[TASK DESCRIPTION]:
Are you able to retype all the records below exactly?

[INFORMATION PROVIDED]:
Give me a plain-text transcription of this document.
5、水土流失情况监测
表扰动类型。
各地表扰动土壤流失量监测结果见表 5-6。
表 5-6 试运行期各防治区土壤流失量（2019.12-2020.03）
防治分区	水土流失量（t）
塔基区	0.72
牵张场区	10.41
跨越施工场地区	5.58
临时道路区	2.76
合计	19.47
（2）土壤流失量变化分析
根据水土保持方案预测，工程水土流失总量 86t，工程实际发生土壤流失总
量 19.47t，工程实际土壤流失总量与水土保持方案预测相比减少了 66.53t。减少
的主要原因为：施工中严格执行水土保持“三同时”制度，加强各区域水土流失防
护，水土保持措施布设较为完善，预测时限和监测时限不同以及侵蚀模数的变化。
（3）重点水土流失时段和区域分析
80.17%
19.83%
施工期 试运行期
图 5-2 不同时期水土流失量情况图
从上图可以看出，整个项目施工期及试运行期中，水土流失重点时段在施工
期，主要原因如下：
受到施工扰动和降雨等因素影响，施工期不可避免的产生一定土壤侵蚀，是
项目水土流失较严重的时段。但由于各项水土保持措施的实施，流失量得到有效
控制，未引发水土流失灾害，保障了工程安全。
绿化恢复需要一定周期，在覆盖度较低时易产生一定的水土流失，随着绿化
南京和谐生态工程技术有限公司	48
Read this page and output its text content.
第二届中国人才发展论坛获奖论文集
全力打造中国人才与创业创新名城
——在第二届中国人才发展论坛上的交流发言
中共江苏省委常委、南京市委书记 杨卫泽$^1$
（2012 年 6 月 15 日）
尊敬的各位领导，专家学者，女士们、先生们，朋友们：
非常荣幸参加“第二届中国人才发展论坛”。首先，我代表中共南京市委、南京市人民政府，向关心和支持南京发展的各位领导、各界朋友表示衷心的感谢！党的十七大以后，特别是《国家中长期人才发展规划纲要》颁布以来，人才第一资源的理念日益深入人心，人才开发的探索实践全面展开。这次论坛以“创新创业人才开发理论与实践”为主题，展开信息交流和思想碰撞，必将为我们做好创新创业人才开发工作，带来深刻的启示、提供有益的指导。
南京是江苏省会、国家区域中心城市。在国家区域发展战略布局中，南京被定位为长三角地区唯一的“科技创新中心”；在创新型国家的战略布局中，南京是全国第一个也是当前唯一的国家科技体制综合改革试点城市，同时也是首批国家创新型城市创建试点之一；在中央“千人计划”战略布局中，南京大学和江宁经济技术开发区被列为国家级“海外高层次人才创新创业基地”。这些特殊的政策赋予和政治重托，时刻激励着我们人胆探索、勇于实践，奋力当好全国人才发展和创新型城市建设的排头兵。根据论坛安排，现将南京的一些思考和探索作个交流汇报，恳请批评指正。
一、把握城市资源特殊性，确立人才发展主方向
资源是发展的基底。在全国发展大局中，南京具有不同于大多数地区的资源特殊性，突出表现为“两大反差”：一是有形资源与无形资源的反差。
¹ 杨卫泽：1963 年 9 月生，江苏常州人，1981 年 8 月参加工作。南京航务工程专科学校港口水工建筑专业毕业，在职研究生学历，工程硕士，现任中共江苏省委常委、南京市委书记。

[TASK ANSWER]:
Give me a plain-text transcription of this document.
5、水土流失情况监测
表扰动类型。
各地表扰动土壤流失量监测结果见表 5-6。
表 5-6 试运行期各防治区土壤流失量（2019.12-2020.03）
防治分区	水土流失量（t）
塔基区	0.72
牵张场区	10.41
跨越施工场地区	5.58
临时道路区	2.76
合计	19.47
（2）土壤流失量变化分析
根据水土保持方案预测，工程水土流失总量 86t，工程实际发生土壤流失总
量 19.47t，工程实际土壤流失总量与水土保持方案预测相比减少了 66.53t。减少
的主要原因为：施工中严格执行水土保持“三同时”制度，加强各区域水土流失防
护，水土保持措施布设较为完善，预测时限和监测时限不同以及侵蚀模数的变化。
（3）重点水土流失时段和区域分析
80.17%
19.83%
施工期 试运行期
图 5-2 不同时期水土流失量情况图
从上图可以看出，整个项目施工期及试运行期中，水土流失重点时段在施工
期，主要原因如下：
受到施工扰动和降雨等因素影响，施工期不可避免的产生一定土壤侵蚀，是
项目水土流失较严重的时段。但由于各项水土保持措施的实施，流失量得到有效
控制，未引发水土流失灾害，保障了工程安全。
绿化恢复需要一定周期，在覆盖度较低时易产生一定的水土流失，随着绿化
南京和谐生态工程技术有限公司	48
Read this page and output its text content.
第二届中国人才发展论坛获奖论文集
全力打造中国人才与创业创新名城
——在第二届中国人才发展论坛上的交流发言
中共江苏省委常委、南京市委书记 杨卫泽$^1$
（2012 年 6 月 15 日）
尊敬的各位领导，专家学者，女士们、先生们，朋友们：
非常荣幸参加“第二届中国人才发展论坛”。首先，我代表中共南京市委、南京市人民政府，向关心和支持南京发展的各位领导、各界朋友表示衷心的感谢！党的十七大以后，特别是《国家中长期人才发展规划纲要》颁布以来，人才第一资源的理念日益深入人心，人才开发的探索实践全面展开。这次论坛以“创新创业人才开发理论与实践”为主题，展开信息交流和思想碰撞，必将为我们做好创新创业人才开发工作，带来深刻的启示、提供有益的指导。
南京是江苏省会、国家区域中心城市。在国家区域发展战略布局中，南京被定位为长三角地区唯一的“科技创新中心”；在创新型国家的战略布局中，南京是全国第一个也是当前唯一的国家科技体制综合改革试点城市，同时也是首批国家创新型城市创建试点之一；在中央“千人计划”战略布局中，南京大学和江宁经济技术开发区被列为国家级“海外高层次人才创新创业基地”。这些特殊的政策赋予和政治重托，时刻激励着我们人胆探索、勇于实践，奋力当好全国人才发展和创新型城市建设的排头兵。根据论坛安排，现将南京的一些思考和探索作个交流汇报，恳请批评指正。
一、把握城市资源特殊性，确立人才发展主方向
资源是发展的基底。在全国发展大局中，南京具有不同于大多数地区的资源特殊性，突出表现为“两大反差”：一是有形资源与无形资源的反差。
¹ 杨卫泽：1963 年 9 月生，江苏常州人，1981 年 8 月参加工作。南京航务工程专科学校港口水工建筑专业毕业，在职研究生学历，工程硕士，现任中共江苏省委常委、南京市委书记。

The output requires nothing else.